Lines of data:
%%

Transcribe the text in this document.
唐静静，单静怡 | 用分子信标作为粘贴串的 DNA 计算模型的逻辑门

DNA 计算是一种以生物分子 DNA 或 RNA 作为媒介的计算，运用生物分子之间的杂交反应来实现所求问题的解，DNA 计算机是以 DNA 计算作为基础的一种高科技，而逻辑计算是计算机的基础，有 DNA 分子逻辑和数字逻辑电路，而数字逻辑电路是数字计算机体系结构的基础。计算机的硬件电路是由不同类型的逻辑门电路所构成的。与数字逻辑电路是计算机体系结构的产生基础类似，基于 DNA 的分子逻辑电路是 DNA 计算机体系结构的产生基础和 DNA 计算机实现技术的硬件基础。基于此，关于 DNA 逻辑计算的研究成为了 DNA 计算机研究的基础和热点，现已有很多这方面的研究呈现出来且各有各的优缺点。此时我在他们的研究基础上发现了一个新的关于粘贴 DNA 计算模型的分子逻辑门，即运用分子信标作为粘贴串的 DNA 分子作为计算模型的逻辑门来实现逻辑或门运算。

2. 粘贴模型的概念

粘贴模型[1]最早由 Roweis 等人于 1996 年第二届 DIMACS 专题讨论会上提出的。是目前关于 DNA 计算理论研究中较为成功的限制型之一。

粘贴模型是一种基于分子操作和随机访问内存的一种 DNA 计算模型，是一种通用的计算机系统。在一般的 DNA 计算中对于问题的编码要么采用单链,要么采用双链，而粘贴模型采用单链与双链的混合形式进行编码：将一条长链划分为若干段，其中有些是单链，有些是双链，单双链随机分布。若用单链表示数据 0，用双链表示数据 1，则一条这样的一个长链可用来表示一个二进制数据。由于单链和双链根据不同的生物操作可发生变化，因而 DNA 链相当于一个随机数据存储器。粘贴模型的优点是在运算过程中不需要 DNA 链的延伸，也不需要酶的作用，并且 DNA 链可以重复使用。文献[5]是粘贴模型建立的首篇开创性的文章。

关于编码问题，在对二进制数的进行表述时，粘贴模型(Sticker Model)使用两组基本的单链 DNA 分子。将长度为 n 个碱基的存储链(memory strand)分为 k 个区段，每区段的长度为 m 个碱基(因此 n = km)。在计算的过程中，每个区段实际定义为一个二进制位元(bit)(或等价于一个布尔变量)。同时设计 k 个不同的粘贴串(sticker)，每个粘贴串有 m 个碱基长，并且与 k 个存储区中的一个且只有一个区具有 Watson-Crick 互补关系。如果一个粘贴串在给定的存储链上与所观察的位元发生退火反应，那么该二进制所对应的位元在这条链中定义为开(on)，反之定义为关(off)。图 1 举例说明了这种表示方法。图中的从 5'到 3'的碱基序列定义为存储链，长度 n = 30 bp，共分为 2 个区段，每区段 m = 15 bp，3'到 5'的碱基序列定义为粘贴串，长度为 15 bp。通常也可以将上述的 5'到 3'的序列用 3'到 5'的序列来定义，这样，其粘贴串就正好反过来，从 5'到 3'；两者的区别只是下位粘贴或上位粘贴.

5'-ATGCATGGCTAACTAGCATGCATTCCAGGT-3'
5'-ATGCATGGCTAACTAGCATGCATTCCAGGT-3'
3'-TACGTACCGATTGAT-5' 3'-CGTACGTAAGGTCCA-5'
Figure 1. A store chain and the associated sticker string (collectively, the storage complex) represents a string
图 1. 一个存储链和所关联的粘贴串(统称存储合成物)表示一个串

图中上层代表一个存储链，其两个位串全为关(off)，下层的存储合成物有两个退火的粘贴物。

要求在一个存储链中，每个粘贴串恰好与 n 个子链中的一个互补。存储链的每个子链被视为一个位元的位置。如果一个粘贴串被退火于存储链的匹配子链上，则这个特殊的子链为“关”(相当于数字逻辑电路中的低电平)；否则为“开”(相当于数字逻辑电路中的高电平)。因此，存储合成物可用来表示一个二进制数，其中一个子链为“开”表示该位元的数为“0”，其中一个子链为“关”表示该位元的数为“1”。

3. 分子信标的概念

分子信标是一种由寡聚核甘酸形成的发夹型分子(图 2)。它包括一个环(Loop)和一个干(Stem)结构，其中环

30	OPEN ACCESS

%%

The exercise: Reproduce every record above exactly as it appears.

Written solution:
Transcribe the text in this document.
唐静静，单静怡 | 用分子信标作为粘贴串的 DNA 计算模型的逻辑门

DNA 计算是一种以生物分子 DNA 或 RNA 作为媒介的计算，运用生物分子之间的杂交反应来实现所求问题的解，DNA 计算机是以 DNA 计算作为基础的一种高科技，而逻辑计算是计算机的基础，有 DNA 分子逻辑和数字逻辑电路，而数字逻辑电路是数字计算机体系结构的基础。计算机的硬件电路是由不同类型的逻辑门电路所构成的。与数字逻辑电路是计算机体系结构的产生基础类似，基于 DNA 的分子逻辑电路是 DNA 计算机体系结构的产生基础和 DNA 计算机实现技术的硬件基础。基于此，关于 DNA 逻辑计算的研究成为了 DNA 计算机研究的基础和热点，现已有很多这方面的研究呈现出来且各有各的优缺点。此时我在他们的研究基础上发现了一个新的关于粘贴 DNA 计算模型的分子逻辑门，即运用分子信标作为粘贴串的 DNA 分子作为计算模型的逻辑门来实现逻辑或门运算。

2. 粘贴模型的概念

粘贴模型[1]最早由 Roweis 等人于 1996 年第二届 DIMACS 专题讨论会上提出的。是目前关于 DNA 计算理论研究中较为成功的限制型之一。

粘贴模型是一种基于分子操作和随机访问内存的一种 DNA 计算模型，是一种通用的计算机系统。在一般的 DNA 计算中对于问题的编码要么采用单链,要么采用双链，而粘贴模型采用单链与双链的混合形式进行编码：将一条长链划分为若干段，其中有些是单链，有些是双链，单双链随机分布。若用单链表示数据 0，用双链表示数据 1，则一条这样的一个长链可用来表示一个二进制数据。由于单链和双链根据不同的生物操作可发生变化，因而 DNA 链相当于一个随机数据存储器。粘贴模型的优点是在运算过程中不需要 DNA 链的延伸，也不需要酶的作用，并且 DNA 链可以重复使用。文献[5]是粘贴模型建立的首篇开创性的文章。

关于编码问题，在对二进制数的进行表述时，粘贴模型(Sticker Model)使用两组基本的单链 DNA 分子。将长度为 n 个碱基的存储链(memory strand)分为 k 个区段，每区段的长度为 m 个碱基(因此 n = km)。在计算的过程中，每个区段实际定义为一个二进制位元(bit)(或等价于一个布尔变量)。同时设计 k 个不同的粘贴串(sticker)，每个粘贴串有 m 个碱基长，并且与 k 个存储区中的一个且只有一个区具有 Watson-Crick 互补关系。如果一个粘贴串在给定的存储链上与所观察的位元发生退火反应，那么该二进制所对应的位元在这条链中定义为开(on)，反之定义为关(off)。图 1 举例说明了这种表示方法。图中的从 5'到 3'的碱基序列定义为存储链，长度 n = 30 bp，共分为 2 个区段，每区段 m = 15 bp，3'到 5'的碱基序列定义为粘贴串，长度为 15 bp。通常也可以将上述的 5'到 3'的序列用 3'到 5'的序列来定义，这样，其粘贴串就正好反过来，从 5'到 3'；两者的区别只是下位粘贴或上位粘贴.

5'-ATGCATGGCTAACTAGCATGCATTCCAGGT-3'
5'-ATGCATGGCTAACTAGCATGCATTCCAGGT-3'
3'-TACGTACCGATTGAT-5' 3'-CGTACGTAAGGTCCA-5'
Figure 1. A store chain and the associated sticker string (collectively, the storage complex) represents a string
图 1. 一个存储链和所关联的粘贴串(统称存储合成物)表示一个串

图中上层代表一个存储链，其两个位串全为关(off)，下层的存储合成物有两个退火的粘贴物。

要求在一个存储链中，每个粘贴串恰好与 n 个子链中的一个互补。存储链的每个子链被视为一个位元的位置。如果一个粘贴串被退火于存储链的匹配子链上，则这个特殊的子链为“关”(相当于数字逻辑电路中的低电平)；否则为“开”(相当于数字逻辑电路中的高电平)。因此，存储合成物可用来表示一个二进制数，其中一个子链为“开”表示该位元的数为“0”，其中一个子链为“关”表示该位元的数为“1”。

3. 分子信标的概念

分子信标是一种由寡聚核甘酸形成的发夹型分子(图 2)。它包括一个环(Loop)和一个干(Stem)结构，其中环

30	OPEN ACCESS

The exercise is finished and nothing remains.